**Given instruction:** Rewrite the records from the start through the line containing "203, 168, 236]", putting "x-axis-tick" wherever "x-tick-label" appears and changing nothing else.

**Record extracts:**
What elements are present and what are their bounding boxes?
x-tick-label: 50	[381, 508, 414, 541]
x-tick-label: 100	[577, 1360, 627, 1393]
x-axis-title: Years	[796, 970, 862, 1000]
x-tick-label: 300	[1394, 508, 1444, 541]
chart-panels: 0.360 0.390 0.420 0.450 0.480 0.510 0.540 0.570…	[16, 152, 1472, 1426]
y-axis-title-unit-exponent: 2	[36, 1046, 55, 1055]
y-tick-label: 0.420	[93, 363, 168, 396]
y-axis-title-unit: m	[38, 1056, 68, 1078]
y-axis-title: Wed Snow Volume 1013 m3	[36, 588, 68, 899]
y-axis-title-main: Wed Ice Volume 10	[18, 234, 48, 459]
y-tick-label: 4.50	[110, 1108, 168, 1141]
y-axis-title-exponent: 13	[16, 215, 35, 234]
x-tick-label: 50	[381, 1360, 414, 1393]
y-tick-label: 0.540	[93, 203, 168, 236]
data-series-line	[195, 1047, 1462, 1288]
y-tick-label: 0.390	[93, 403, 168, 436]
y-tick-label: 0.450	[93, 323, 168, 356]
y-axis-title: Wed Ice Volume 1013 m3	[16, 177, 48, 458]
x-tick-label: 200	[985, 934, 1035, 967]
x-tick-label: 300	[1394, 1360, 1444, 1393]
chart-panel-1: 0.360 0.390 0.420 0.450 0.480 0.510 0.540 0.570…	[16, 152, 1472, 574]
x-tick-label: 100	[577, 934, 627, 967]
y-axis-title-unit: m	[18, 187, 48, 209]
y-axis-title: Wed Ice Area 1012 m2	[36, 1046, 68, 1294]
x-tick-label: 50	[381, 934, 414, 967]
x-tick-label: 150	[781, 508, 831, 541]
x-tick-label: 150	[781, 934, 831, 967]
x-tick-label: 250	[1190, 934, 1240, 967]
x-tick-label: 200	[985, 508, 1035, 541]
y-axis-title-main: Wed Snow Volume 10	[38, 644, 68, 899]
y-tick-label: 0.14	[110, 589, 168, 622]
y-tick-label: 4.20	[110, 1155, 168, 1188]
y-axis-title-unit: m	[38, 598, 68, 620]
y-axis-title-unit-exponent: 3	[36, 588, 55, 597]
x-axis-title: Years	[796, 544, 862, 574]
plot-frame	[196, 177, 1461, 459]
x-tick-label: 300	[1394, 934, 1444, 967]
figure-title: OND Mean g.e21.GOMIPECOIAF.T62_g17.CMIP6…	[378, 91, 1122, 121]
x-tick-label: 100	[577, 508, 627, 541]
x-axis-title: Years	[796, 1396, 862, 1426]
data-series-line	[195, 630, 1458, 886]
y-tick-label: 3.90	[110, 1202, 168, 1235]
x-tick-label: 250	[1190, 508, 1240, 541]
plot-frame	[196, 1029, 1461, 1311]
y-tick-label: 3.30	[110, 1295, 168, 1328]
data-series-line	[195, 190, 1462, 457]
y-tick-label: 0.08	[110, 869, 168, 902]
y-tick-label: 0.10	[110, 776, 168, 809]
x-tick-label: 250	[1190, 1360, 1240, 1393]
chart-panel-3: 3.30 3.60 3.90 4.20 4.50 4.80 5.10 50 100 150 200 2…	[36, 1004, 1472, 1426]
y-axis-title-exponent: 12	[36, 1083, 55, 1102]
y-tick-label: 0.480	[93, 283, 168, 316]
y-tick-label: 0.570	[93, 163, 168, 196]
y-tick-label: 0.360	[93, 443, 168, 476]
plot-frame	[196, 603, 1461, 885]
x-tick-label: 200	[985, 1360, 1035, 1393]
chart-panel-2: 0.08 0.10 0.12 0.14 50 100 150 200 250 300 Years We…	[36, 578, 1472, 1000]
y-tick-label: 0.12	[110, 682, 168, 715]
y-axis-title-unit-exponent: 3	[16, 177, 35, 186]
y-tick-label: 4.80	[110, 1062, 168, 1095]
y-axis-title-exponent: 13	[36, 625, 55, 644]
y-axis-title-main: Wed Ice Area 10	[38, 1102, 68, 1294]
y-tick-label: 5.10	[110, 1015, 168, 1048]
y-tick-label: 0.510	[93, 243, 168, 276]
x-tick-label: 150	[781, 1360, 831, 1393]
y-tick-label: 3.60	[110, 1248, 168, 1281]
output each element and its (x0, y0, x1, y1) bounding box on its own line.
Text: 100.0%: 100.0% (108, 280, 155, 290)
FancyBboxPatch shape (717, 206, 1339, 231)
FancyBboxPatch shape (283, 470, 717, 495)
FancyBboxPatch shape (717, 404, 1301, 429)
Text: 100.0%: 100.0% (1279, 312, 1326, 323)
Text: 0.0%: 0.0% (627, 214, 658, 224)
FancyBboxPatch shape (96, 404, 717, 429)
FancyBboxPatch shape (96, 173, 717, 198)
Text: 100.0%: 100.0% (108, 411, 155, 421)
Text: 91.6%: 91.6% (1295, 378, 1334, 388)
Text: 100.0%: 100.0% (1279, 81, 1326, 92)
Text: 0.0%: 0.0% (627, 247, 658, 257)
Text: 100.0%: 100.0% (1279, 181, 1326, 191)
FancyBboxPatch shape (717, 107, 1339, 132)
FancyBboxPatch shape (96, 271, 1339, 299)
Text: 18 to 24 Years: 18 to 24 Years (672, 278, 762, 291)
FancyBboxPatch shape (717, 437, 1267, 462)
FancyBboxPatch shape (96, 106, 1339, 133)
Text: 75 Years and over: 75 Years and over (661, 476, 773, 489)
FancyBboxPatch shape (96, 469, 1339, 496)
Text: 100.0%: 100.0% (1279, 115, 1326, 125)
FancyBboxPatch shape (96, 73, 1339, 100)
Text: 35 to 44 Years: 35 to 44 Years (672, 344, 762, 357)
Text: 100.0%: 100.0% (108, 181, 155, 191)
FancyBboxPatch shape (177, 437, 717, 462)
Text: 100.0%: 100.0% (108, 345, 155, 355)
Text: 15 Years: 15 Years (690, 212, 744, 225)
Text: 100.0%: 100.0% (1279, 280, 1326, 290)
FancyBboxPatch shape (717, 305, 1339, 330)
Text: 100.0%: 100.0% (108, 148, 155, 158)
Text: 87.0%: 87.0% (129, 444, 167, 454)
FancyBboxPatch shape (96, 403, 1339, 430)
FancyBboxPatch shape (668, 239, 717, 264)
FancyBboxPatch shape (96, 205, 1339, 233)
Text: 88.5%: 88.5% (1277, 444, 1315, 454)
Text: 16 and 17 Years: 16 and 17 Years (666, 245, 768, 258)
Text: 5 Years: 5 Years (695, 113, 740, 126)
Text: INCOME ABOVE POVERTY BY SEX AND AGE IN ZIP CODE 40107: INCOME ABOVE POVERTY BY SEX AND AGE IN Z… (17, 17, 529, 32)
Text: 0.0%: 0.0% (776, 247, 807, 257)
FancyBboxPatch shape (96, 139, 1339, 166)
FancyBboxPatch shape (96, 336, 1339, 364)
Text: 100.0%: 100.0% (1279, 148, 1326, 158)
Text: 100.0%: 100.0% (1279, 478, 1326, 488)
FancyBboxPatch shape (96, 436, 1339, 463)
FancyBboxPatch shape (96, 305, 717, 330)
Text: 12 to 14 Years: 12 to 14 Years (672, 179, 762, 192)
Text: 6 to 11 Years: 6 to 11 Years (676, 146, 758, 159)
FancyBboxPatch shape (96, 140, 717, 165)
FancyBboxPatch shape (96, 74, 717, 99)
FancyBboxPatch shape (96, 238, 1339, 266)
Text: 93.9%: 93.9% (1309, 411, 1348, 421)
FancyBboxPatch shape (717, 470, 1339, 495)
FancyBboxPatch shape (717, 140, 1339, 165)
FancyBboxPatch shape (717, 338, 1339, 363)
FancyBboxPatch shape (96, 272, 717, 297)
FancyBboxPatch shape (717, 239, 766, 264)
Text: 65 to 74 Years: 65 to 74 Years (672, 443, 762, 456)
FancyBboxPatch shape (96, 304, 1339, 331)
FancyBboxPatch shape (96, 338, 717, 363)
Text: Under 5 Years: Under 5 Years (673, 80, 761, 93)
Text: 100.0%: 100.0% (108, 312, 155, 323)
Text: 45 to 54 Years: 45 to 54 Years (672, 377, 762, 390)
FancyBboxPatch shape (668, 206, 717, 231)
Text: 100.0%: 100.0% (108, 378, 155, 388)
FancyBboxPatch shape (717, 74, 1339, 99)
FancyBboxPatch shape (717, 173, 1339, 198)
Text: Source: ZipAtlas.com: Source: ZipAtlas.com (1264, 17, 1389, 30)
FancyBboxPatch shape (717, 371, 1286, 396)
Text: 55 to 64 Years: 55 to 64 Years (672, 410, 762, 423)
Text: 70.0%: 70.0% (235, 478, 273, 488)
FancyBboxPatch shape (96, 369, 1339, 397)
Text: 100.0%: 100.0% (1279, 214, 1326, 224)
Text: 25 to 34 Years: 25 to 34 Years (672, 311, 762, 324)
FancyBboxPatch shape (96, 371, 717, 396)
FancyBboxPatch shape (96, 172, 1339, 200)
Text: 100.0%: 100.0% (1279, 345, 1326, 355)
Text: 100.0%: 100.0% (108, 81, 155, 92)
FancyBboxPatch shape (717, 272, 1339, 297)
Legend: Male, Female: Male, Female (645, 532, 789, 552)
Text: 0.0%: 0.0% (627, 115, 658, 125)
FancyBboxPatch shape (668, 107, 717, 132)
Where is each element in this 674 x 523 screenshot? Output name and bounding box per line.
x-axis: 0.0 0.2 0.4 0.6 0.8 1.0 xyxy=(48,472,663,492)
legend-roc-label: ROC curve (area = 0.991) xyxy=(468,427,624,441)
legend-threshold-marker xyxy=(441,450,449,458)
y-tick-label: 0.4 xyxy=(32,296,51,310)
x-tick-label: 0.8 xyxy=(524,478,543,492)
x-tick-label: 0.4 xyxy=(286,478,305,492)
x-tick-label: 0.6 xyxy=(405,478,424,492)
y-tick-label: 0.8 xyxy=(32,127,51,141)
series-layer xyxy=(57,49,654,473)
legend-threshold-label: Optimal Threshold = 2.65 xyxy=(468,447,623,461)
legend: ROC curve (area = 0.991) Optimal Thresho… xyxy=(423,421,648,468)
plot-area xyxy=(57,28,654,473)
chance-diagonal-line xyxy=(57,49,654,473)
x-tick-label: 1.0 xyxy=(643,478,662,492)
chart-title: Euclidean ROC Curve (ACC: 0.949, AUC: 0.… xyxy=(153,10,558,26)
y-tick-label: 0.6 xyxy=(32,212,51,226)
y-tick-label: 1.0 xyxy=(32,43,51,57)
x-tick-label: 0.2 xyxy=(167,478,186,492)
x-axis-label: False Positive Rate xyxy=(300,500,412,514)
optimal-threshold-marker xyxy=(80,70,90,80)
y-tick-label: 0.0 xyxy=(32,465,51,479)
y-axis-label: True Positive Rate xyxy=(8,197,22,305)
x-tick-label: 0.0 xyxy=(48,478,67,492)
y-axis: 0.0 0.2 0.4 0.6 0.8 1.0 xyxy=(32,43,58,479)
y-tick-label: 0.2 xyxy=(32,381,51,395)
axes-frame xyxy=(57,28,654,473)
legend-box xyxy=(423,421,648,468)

**Exercise solution:**
What elements are present and what are their bounding boxes?
x-axis-tick: 50	[381, 508, 414, 541]
x-axis-tick: 100	[577, 1360, 627, 1393]
x-axis-title: Years	[796, 970, 862, 1000]
x-axis-tick: 300	[1394, 508, 1444, 541]
chart-panels: 0.360 0.390 0.420 0.450 0.480 0.510 0.540 0.570…	[16, 152, 1472, 1426]
y-axis-title-unit-exponent: 2	[36, 1046, 55, 1055]
y-tick-label: 0.420	[93, 363, 168, 396]
y-axis-title-unit: m	[38, 1056, 68, 1078]
y-axis-title: Wed Snow Volume 1013 m3	[36, 588, 68, 899]
y-axis-title-main: Wed Ice Volume 10	[18, 234, 48, 459]
y-tick-label: 4.50	[110, 1108, 168, 1141]
y-axis-title-exponent: 13	[16, 215, 35, 234]
x-axis-tick: 50	[381, 1360, 414, 1393]
y-tick-label: 0.540	[93, 203, 168, 236]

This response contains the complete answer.